● **AVAILABLE DATA**
------------------------------
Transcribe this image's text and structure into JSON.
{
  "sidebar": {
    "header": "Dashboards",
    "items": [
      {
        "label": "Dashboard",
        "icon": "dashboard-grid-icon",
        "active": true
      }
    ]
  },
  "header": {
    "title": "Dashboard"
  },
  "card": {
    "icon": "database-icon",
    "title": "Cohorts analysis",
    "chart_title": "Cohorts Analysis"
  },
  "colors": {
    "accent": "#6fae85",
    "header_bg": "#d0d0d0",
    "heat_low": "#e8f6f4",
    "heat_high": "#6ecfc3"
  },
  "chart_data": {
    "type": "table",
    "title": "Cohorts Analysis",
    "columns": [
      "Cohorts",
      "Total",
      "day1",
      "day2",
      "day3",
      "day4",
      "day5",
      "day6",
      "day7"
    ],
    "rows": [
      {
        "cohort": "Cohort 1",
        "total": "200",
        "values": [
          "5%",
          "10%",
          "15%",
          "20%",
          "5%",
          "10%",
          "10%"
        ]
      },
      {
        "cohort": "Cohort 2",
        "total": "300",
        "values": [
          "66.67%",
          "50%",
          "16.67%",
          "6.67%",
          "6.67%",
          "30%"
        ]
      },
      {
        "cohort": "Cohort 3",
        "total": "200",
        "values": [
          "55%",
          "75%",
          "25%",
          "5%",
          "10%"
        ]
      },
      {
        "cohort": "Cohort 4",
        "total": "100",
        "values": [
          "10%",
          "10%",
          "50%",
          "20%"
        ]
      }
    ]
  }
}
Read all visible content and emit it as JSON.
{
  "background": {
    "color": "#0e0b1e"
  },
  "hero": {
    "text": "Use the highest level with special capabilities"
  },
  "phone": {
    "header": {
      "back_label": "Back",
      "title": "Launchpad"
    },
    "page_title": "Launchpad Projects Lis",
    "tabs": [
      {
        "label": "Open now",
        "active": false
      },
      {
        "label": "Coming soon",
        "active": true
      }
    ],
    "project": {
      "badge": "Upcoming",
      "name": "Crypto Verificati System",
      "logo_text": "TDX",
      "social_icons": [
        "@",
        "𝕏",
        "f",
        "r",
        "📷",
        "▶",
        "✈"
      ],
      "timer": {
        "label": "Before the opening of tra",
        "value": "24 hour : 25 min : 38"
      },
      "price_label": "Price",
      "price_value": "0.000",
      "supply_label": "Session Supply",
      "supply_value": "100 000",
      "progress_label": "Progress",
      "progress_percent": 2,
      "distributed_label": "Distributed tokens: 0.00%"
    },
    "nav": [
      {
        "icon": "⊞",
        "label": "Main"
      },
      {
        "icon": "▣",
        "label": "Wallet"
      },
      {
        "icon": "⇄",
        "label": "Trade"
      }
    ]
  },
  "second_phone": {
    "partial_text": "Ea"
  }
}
------------------------------
● **EXERCISE DIRECTIONS**
In the records above, locate the line that contains "Read all visible content and emit it as JSON.". Repeat it and every line after it, exactly, and nothing else.

● **CORRECT RESPONSE**
Read all visible content and emit it as JSON.
{
  "background": {
    "color": "#0e0b1e"
  },
  "hero": {
    "text": "Use the highest level with special capabilities"
  },
  "phone": {
    "header": {
      "back_label": "Back",
      "title": "Launchpad"
    },
    "page_title": "Launchpad Projects Lis",
    "tabs": [
      {
        "label": "Open now",
        "active": false
      },
      {
        "label": "Coming soon",
        "active": true
      }
    ],
    "project": {
      "badge": "Upcoming",
      "name": "Crypto Verificati System",
      "logo_text": "TDX",
      "social_icons": [
        "@",
        "𝕏",
        "f",
        "r",
        "📷",
        "▶",
        "✈"
      ],
      "timer": {
        "label": "Before the opening of tra",
        "value": "24 hour : 25 min : 38"
      },
      "price_label": "Price",
      "price_value": "0.000",
      "supply_label": "Session Supply",
      "supply_value": "100 000",
      "progress_label": "Progress",
      "progress_percent": 2,
      "distributed_label": "Distributed tokens: 0.00%"
    },
    "nav": [
      {
        "icon": "⊞",
        "label": "Main"
      },
      {
        "icon": "▣",
        "label": "Wallet"
      },
      {
        "icon": "⇄",
        "label": "Trade"
      }
    ]
  },
  "second_phone": {
    "partial_text": "Ea"
  }
}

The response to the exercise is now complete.